-- Start --

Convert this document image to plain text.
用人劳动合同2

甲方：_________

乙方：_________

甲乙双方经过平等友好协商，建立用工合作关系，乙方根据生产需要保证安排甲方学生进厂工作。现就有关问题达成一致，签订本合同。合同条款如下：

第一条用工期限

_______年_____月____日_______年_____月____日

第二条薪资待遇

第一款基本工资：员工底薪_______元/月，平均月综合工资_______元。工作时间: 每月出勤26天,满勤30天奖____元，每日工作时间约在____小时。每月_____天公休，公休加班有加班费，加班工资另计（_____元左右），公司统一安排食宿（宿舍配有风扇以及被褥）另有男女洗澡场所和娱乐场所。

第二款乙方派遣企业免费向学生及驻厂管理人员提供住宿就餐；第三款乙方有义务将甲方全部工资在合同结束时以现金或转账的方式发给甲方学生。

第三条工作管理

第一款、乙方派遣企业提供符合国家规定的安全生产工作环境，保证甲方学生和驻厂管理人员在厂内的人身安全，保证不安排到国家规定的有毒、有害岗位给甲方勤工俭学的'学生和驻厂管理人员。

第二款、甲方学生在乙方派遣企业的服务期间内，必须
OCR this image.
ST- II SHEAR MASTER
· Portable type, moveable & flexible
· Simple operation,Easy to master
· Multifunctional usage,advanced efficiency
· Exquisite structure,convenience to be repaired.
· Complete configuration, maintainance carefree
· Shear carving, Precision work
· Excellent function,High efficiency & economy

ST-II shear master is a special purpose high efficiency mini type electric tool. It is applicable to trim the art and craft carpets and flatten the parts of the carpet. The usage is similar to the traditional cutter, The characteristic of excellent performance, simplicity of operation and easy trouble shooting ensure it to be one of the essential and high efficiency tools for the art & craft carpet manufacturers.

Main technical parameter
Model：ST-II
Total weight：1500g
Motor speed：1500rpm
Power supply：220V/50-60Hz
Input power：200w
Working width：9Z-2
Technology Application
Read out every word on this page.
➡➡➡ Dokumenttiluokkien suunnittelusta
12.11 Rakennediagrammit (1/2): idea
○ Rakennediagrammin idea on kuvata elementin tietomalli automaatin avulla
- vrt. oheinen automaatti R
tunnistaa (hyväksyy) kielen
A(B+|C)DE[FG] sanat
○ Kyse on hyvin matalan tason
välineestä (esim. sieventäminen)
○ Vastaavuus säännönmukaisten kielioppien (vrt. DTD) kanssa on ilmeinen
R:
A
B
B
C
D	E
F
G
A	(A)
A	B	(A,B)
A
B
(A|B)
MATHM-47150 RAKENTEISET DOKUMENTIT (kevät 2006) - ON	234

-- End --

[Description of the task]: From the entries above, select each line containing the string "idea".

[Task output]:
12.11 Rakennediagrammit (1/2): idea
○ Rakennediagrammin idea on kuvata elementin tietomalli automaatin avulla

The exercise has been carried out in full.